SUPPLIED RECORDS

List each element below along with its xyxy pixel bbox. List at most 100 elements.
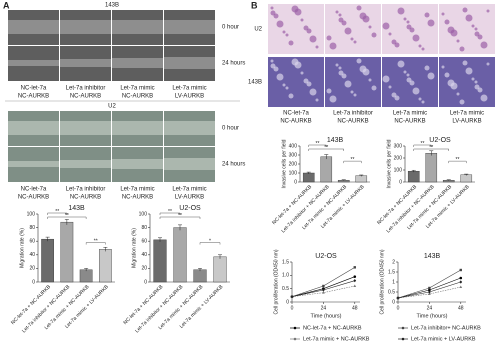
cell-stain xyxy=(412,34,420,42)
y-tick-label: 40 xyxy=(29,252,35,258)
significance-label: * xyxy=(209,238,211,244)
y-tick-label: 20 xyxy=(29,266,35,272)
cell-stain xyxy=(388,85,392,89)
scratch-gap xyxy=(112,159,163,169)
bar xyxy=(213,256,227,283)
cell-stain xyxy=(462,60,468,66)
scratch-gap xyxy=(164,121,215,135)
point xyxy=(396,296,400,300)
significance-bracket xyxy=(199,242,221,245)
cell-stain xyxy=(418,97,422,101)
cell-stain xyxy=(329,95,337,103)
y-tick-label: 100 xyxy=(394,167,403,173)
bar xyxy=(460,174,473,183)
cell-stain xyxy=(444,72,450,78)
cell-line-label: U2 xyxy=(108,104,116,110)
x-tick-label: 24 xyxy=(321,305,327,311)
x-tick-label: 0 xyxy=(397,305,400,311)
chart-title: 143B xyxy=(424,253,441,260)
cell-stain xyxy=(474,31,480,37)
point xyxy=(459,280,463,284)
y-tick-label: 60 xyxy=(29,239,35,245)
cell-stain xyxy=(486,62,490,66)
significance-bracket xyxy=(413,148,449,151)
point xyxy=(290,295,294,299)
cell-stain xyxy=(441,12,445,16)
cell-stain xyxy=(447,26,455,34)
y-tick-label: 300 xyxy=(394,143,403,149)
cell-stain xyxy=(486,9,490,13)
cell-stain xyxy=(456,39,460,43)
group-label: Let-7a mimic xyxy=(172,187,206,193)
y-tick-label: 100 xyxy=(27,211,36,217)
group-label: NC-AURKB xyxy=(337,119,368,125)
legend-label: NC-let-7a + NC-AURKB xyxy=(303,325,362,331)
cell-stain xyxy=(288,93,294,99)
bar xyxy=(79,269,93,283)
cell-stain xyxy=(285,33,289,37)
y-axis-label: Cell proliferation (OD450 nm) xyxy=(273,249,279,314)
y-tick-label: 0 xyxy=(32,279,35,285)
scratch-gap xyxy=(60,20,111,34)
scratch-gap xyxy=(8,161,59,167)
time-label: 24 hours xyxy=(222,61,245,67)
cell-stain xyxy=(270,6,274,10)
x-tick-label: 48 xyxy=(458,305,464,311)
cell-stain xyxy=(444,19,450,25)
cell-stain xyxy=(270,59,274,63)
y-tick-label: 0.5 xyxy=(388,289,395,295)
cell-stain xyxy=(291,5,299,13)
cell-stain xyxy=(309,88,317,96)
cell-stain xyxy=(315,45,319,49)
cell-stain xyxy=(421,47,425,51)
cell-stain xyxy=(474,84,480,90)
significance-bracket xyxy=(159,212,181,215)
group-label: LV-AURKB xyxy=(175,195,204,201)
cell-stain xyxy=(282,30,286,34)
significance-label: ** xyxy=(429,145,433,151)
point xyxy=(428,288,431,292)
significance-label: ** xyxy=(178,213,182,219)
cell-stain xyxy=(406,24,412,30)
cell-stain xyxy=(382,22,390,30)
y-tick-label: 20 xyxy=(141,266,147,272)
cell-stain xyxy=(350,37,354,41)
legend-marker xyxy=(401,326,405,330)
cell-stain xyxy=(344,27,352,35)
point xyxy=(459,285,463,288)
significance-bracket xyxy=(159,216,201,219)
group-label: NC-AURKB xyxy=(280,119,311,125)
group-label: Let-7a inhibitor xyxy=(66,86,106,92)
significance-label: ** xyxy=(94,238,98,244)
cell-stain xyxy=(338,13,342,17)
y-axis-label: Invasive cells per field xyxy=(281,139,287,188)
group-label: Let-7a mimic xyxy=(393,111,427,117)
group-label: Let-7a inhibitor xyxy=(66,187,106,193)
point xyxy=(353,266,356,269)
bar xyxy=(193,269,207,283)
scratch-gap xyxy=(112,20,163,34)
legend-marker xyxy=(293,326,297,330)
panel-label: B xyxy=(251,0,258,10)
group-label: Let-7a mimic xyxy=(450,111,484,117)
scratch-gap xyxy=(112,58,163,68)
point xyxy=(459,268,462,272)
y-tick-label: 1 xyxy=(392,279,395,285)
group-label: NC-let-7a xyxy=(283,111,309,117)
chart-title: 143B xyxy=(68,205,85,212)
scratch-gap xyxy=(164,158,215,170)
cell-stain xyxy=(447,79,455,87)
time-label: 0 hour xyxy=(222,25,239,31)
cell-stain xyxy=(459,99,465,105)
cell-stain xyxy=(368,78,372,82)
cell-stain xyxy=(270,63,276,69)
cell-stain xyxy=(456,92,460,96)
significance-label: ** xyxy=(168,209,172,215)
point xyxy=(427,292,431,295)
cell-stain xyxy=(391,92,397,98)
cell-stain xyxy=(359,12,367,20)
scratch-gap xyxy=(112,121,163,135)
y-tick-label: 100 xyxy=(289,170,298,176)
cell-stain xyxy=(338,17,344,23)
legend-label: Let-7a mimic + NC-AURKB xyxy=(303,336,370,342)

BRIEF
The records must come back exactly, with their pictures removed.

OUTPUT
List each element below along with its xyxy pixel bbox. List at most 100 elements.
cell-stain xyxy=(412,34,420,42)
y-tick-label: 40 xyxy=(29,252,35,258)
significance-label: * xyxy=(209,238,211,244)
y-tick-label: 20 xyxy=(29,266,35,272)
cell-stain xyxy=(388,85,392,89)
scratch-gap xyxy=(112,159,163,169)
bar xyxy=(213,256,227,283)
cell-stain xyxy=(462,60,468,66)
scratch-gap xyxy=(164,121,215,135)
point xyxy=(396,296,400,300)
significance-bracket xyxy=(199,242,221,245)
cell-stain xyxy=(418,97,422,101)
cell-stain xyxy=(329,95,337,103)
y-tick-label: 100 xyxy=(394,167,403,173)
bar xyxy=(460,174,473,183)
cell-stain xyxy=(444,72,450,78)
cell-line-label: U2 xyxy=(108,104,116,110)
x-tick-label: 24 xyxy=(321,305,327,311)
x-tick-label: 0 xyxy=(397,305,400,311)
chart-title: 143B xyxy=(424,253,441,260)
cell-stain xyxy=(474,31,480,37)
point xyxy=(459,280,463,284)
y-tick-label: 60 xyxy=(29,239,35,245)
cell-stain xyxy=(486,62,490,66)
significance-bracket xyxy=(413,148,449,151)
point xyxy=(290,295,294,299)
cell-stain xyxy=(441,12,445,16)
cell-stain xyxy=(447,26,455,34)
y-tick-label: 300 xyxy=(394,143,403,149)
cell-stain xyxy=(486,9,490,13)
cell-stain xyxy=(456,39,460,43)
group-label: Let-7a mimic xyxy=(172,187,206,193)
y-tick-label: 100 xyxy=(27,211,36,217)
group-label: NC-AURKB xyxy=(337,119,368,125)
legend-label: NC-let-7a + NC-AURKB xyxy=(303,325,362,331)
cell-stain xyxy=(288,93,294,99)
bar xyxy=(79,269,93,283)
cell-stain xyxy=(285,33,289,37)
y-axis-label: Cell proliferation (OD450 nm) xyxy=(273,249,279,314)
y-tick-label: 0 xyxy=(32,279,35,285)
scratch-gap xyxy=(60,20,111,34)
scratch-gap xyxy=(8,161,59,167)
time-label: 24 hours xyxy=(222,61,245,67)
cell-stain xyxy=(270,6,274,10)
x-tick-label: 48 xyxy=(458,305,464,311)
cell-stain xyxy=(444,19,450,25)
cell-stain xyxy=(270,59,274,63)
y-tick-label: 0.5 xyxy=(388,289,395,295)
cell-stain xyxy=(291,5,299,13)
cell-stain xyxy=(309,88,317,96)
cell-stain xyxy=(315,45,319,49)
cell-stain xyxy=(421,47,425,51)
cell-stain xyxy=(474,84,480,90)
significance-bracket xyxy=(159,212,181,215)
group-label: LV-AURKB xyxy=(175,195,204,201)
cell-stain xyxy=(282,30,286,34)
significance-label: ** xyxy=(429,145,433,151)
point xyxy=(428,288,431,292)
significance-label: ** xyxy=(178,213,182,219)
cell-stain xyxy=(406,24,412,30)
cell-stain xyxy=(382,22,390,30)
y-tick-label: 20 xyxy=(141,266,147,272)
cell-stain xyxy=(350,37,354,41)
legend-marker xyxy=(401,326,405,330)
cell-stain xyxy=(344,27,352,35)
point xyxy=(459,285,463,288)
significance-bracket xyxy=(159,216,201,219)
group-label: NC-AURKB xyxy=(280,119,311,125)
group-label: Let-7a inhibitor xyxy=(66,86,106,92)
significance-label: ** xyxy=(94,238,98,244)
cell-stain xyxy=(338,13,342,17)
y-axis-label: Invasive cells per field xyxy=(281,139,287,188)
group-label: Let-7a mimic xyxy=(393,111,427,117)
group-label: Let-7a inhibitor xyxy=(66,187,106,193)
point xyxy=(353,266,356,269)
bar xyxy=(193,269,207,283)
scratch-gap xyxy=(112,20,163,34)
legend-marker xyxy=(293,326,297,330)
panel-label: B xyxy=(251,0,258,10)
group-label: Let-7a mimic xyxy=(450,111,484,117)
scratch-gap xyxy=(112,58,163,68)
point xyxy=(459,268,462,272)
y-tick-label: 1 xyxy=(392,279,395,285)
group-label: NC-let-7a xyxy=(283,111,309,117)
chart-title: 143B xyxy=(68,205,85,212)
scratch-gap xyxy=(164,158,215,170)
cell-stain xyxy=(447,79,455,87)
time-label: 0 hour xyxy=(222,25,239,31)
cell-stain xyxy=(459,99,465,105)
cell-stain xyxy=(368,78,372,82)
cell-stain xyxy=(270,63,276,69)
cell-stain xyxy=(456,92,460,96)
significance-label: ** xyxy=(168,209,172,215)
point xyxy=(427,292,431,295)
cell-stain xyxy=(391,92,397,98)
cell-stain xyxy=(359,12,367,20)
scratch-gap xyxy=(112,121,163,135)
y-tick-label: 100 xyxy=(289,170,298,176)
cell-stain xyxy=(338,17,344,23)
legend-label: Let-7a mimic + NC-AURKB xyxy=(303,336,370,342)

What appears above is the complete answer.